What the task asks>
Give the listing again exactly, omitting its images.

(Figure contents as structured data)
══════════

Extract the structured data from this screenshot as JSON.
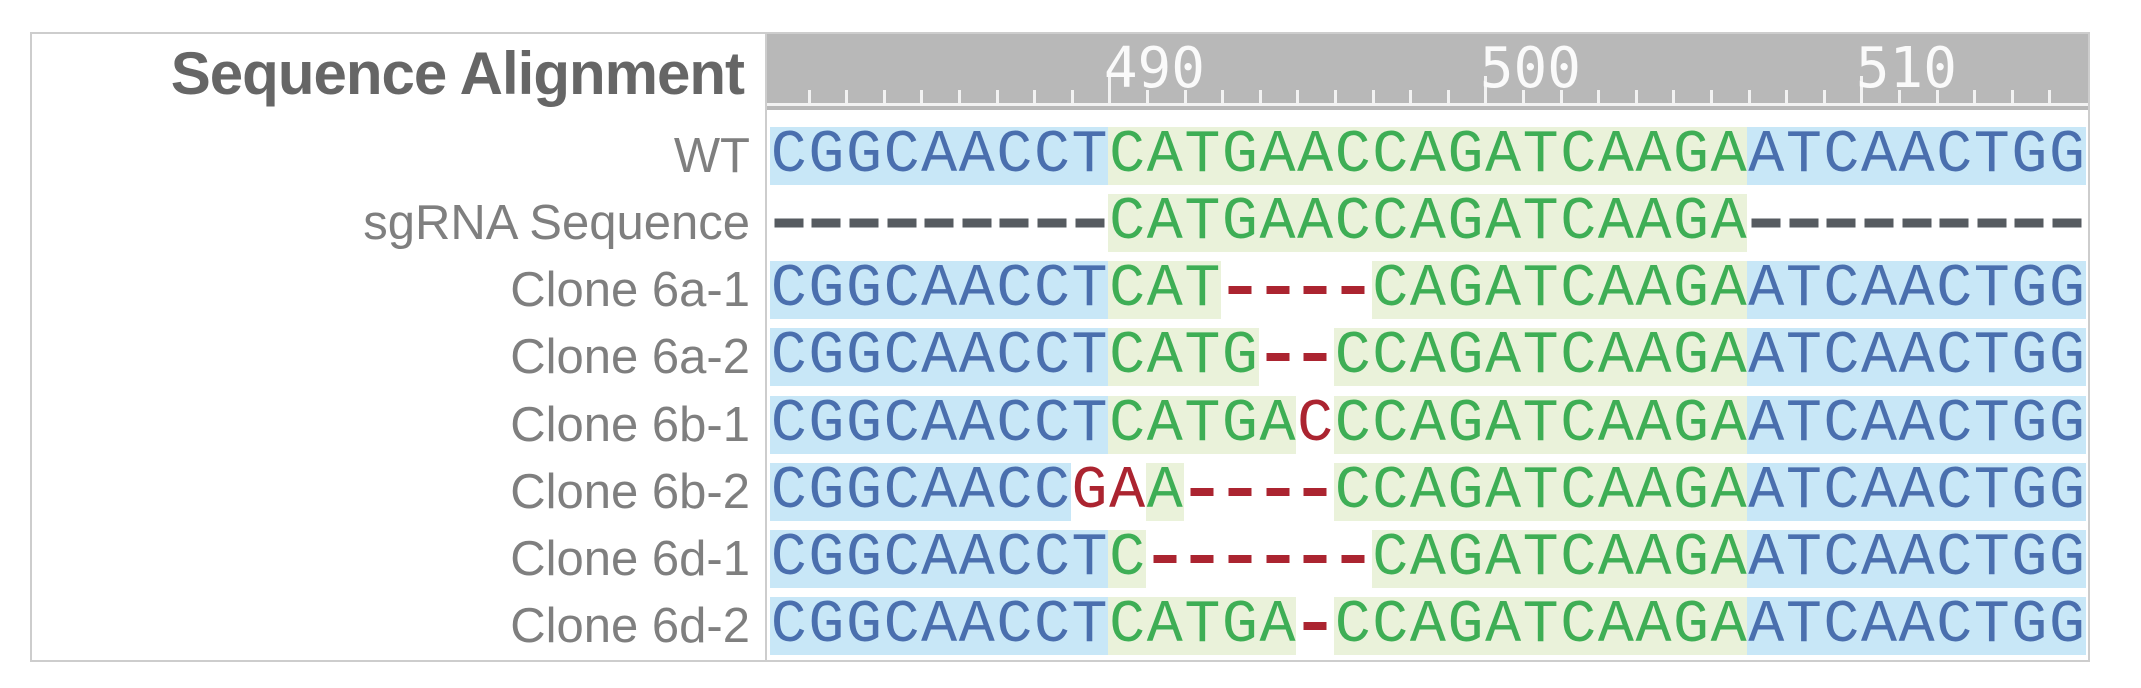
{
  "title": "Sequence Alignment",
  "ruler": {
    "labels": [
      {
        "text": "490",
        "boundary_col": 9
      },
      {
        "text": "500",
        "boundary_col": 19
      },
      {
        "text": "510",
        "boundary_col": 29
      }
    ],
    "columns": 35
  },
  "colors": {
    "blue_text": "#4a6fae",
    "blue_bg": "#c8e7f7",
    "green_text": "#3eae55",
    "green_bg": "#eaf2da",
    "red": "#ab2430",
    "gray_dash": "#565b60",
    "ruler_bg": "#b8b8b8",
    "ruler_text": "#fafafa",
    "tick": "#f2f2f2",
    "label_text": "#7f7f7f",
    "title_text": "#666666",
    "border": "#cdcdcd"
  },
  "rows": [
    {
      "label": "WT",
      "segments": [
        {
          "text": "CGGCAACCT",
          "style": "blue"
        },
        {
          "text": "CATGAACCAGATCAAGA",
          "style": "green"
        },
        {
          "text": "ATCAACTGG",
          "style": "blue"
        }
      ]
    },
    {
      "label": "sgRNA Sequence",
      "segments": [
        {
          "text": "---------",
          "style": "gray"
        },
        {
          "text": "CATGAACCAGATCAAGA",
          "style": "green"
        },
        {
          "text": "---------",
          "style": "gray"
        }
      ]
    },
    {
      "label": "Clone 6a-1",
      "segments": [
        {
          "text": "CGGCAACCT",
          "style": "blue"
        },
        {
          "text": "CAT",
          "style": "green"
        },
        {
          "text": "----",
          "style": "red"
        },
        {
          "text": "CAGATCAAGA",
          "style": "green"
        },
        {
          "text": "ATCAACTGG",
          "style": "blue"
        }
      ]
    },
    {
      "label": "Clone 6a-2",
      "segments": [
        {
          "text": "CGGCAACCT",
          "style": "blue"
        },
        {
          "text": "CATG",
          "style": "green"
        },
        {
          "text": "--",
          "style": "red"
        },
        {
          "text": "CCAGATCAAGA",
          "style": "green"
        },
        {
          "text": "ATCAACTGG",
          "style": "blue"
        }
      ]
    },
    {
      "label": "Clone 6b-1",
      "segments": [
        {
          "text": "CGGCAACCT",
          "style": "blue"
        },
        {
          "text": "CATGA",
          "style": "green"
        },
        {
          "text": "C",
          "style": "red"
        },
        {
          "text": "CCAGATCAAGA",
          "style": "green"
        },
        {
          "text": "ATCAACTGG",
          "style": "blue"
        }
      ]
    },
    {
      "label": "Clone 6b-2",
      "segments": [
        {
          "text": "CGGCAACC",
          "style": "blue"
        },
        {
          "text": "GA",
          "style": "red"
        },
        {
          "text": "A",
          "style": "green"
        },
        {
          "text": "----",
          "style": "red"
        },
        {
          "text": "CCAGATCAAGA",
          "style": "green"
        },
        {
          "text": "ATCAACTGG",
          "style": "blue"
        }
      ]
    },
    {
      "label": "Clone 6d-1",
      "segments": [
        {
          "text": "CGGCAACCT",
          "style": "blue"
        },
        {
          "text": "C",
          "style": "green"
        },
        {
          "text": "------",
          "style": "red"
        },
        {
          "text": "CAGATCAAGA",
          "style": "green"
        },
        {
          "text": "ATCAACTGG",
          "style": "blue"
        }
      ]
    },
    {
      "label": "Clone 6d-2",
      "segments": [
        {
          "text": "CGGCAACCT",
          "style": "blue"
        },
        {
          "text": "CATGA",
          "style": "green"
        },
        {
          "text": "-",
          "style": "red"
        },
        {
          "text": "CCAGATCAAGA",
          "style": "green"
        },
        {
          "text": "ATCAACTGG",
          "style": "blue"
        }
      ]
    }
  ]
}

══════════

Reply to the exercise>
Extract the structured data from this screenshot as JSON.
{
  "title": "Sequence Alignment",
  "ruler": {
    "labels": [
      {
        "text": "490",
        "boundary_col": 9
      },
      {
        "text": "500",
        "boundary_col": 19
      },
      {
        "text": "510",
        "boundary_col": 29
      }
    ],
    "columns": 35
  },
  "colors": {
    "blue_text": "#4a6fae",
    "blue_bg": "#c8e7f7",
    "green_text": "#3eae55",
    "green_bg": "#eaf2da",
    "red": "#ab2430",
    "gray_dash": "#565b60",
    "ruler_bg": "#b8b8b8",
    "ruler_text": "#fafafa",
    "tick": "#f2f2f2",
    "label_text": "#7f7f7f",
    "title_text": "#666666",
    "border": "#cdcdcd"
  },
  "rows": [
    {
      "label": "WT",
      "segments": [
        {
          "text": "CGGCAACCT",
          "style": "blue"
        },
        {
          "text": "CATGAACCAGATCAAGA",
          "style": "green"
        },
        {
          "text": "ATCAACTGG",
          "style": "blue"
        }
      ]
    },
    {
      "label": "sgRNA Sequence",
      "segments": [
        {
          "text": "---------",
          "style": "gray"
        },
        {
          "text": "CATGAACCAGATCAAGA",
          "style": "green"
        },
        {
          "text": "---------",
          "style": "gray"
        }
      ]
    },
    {
      "label": "Clone 6a-1",
      "segments": [
        {
          "text": "CGGCAACCT",
          "style": "blue"
        },
        {
          "text": "CAT",
          "style": "green"
        },
        {
          "text": "----",
          "style": "red"
        },
        {
          "text": "CAGATCAAGA",
          "style": "green"
        },
        {
          "text": "ATCAACTGG",
          "style": "blue"
        }
      ]
    },
    {
      "label": "Clone 6a-2",
      "segments": [
        {
          "text": "CGGCAACCT",
          "style": "blue"
        },
        {
          "text": "CATG",
          "style": "green"
        },
        {
          "text": "--",
          "style": "red"
        },
        {
          "text": "CCAGATCAAGA",
          "style": "green"
        },
        {
          "text": "ATCAACTGG",
          "style": "blue"
        }
      ]
    },
    {
      "label": "Clone 6b-1",
      "segments": [
        {
          "text": "CGGCAACCT",
          "style": "blue"
        },
        {
          "text": "CATGA",
          "style": "green"
        },
        {
          "text": "C",
          "style": "red"
        },
        {
          "text": "CCAGATCAAGA",
          "style": "green"
        },
        {
          "text": "ATCAACTGG",
          "style": "blue"
        }
      ]
    },
    {
      "label": "Clone 6b-2",
      "segments": [
        {
          "text": "CGGCAACC",
          "style": "blue"
        },
        {
          "text": "GA",
          "style": "red"
        },
        {
          "text": "A",
          "style": "green"
        },
        {
          "text": "----",
          "style": "red"
        },
        {
          "text": "CCAGATCAAGA",
          "style": "green"
        },
        {
          "text": "ATCAACTGG",
          "style": "blue"
        }
      ]
    },
    {
      "label": "Clone 6d-1",
      "segments": [
        {
          "text": "CGGCAACCT",
          "style": "blue"
        },
        {
          "text": "C",
          "style": "green"
        },
        {
          "text": "------",
          "style": "red"
        },
        {
          "text": "CAGATCAAGA",
          "style": "green"
        },
        {
          "text": "ATCAACTGG",
          "style": "blue"
        }
      ]
    },
    {
      "label": "Clone 6d-2",
      "segments": [
        {
          "text": "CGGCAACCT",
          "style": "blue"
        },
        {
          "text": "CATGA",
          "style": "green"
        },
        {
          "text": "-",
          "style": "red"
        },
        {
          "text": "CCAGATCAAGA",
          "style": "green"
        },
        {
          "text": "ATCAACTGG",
          "style": "blue"
        }
      ]
    }
  ]
}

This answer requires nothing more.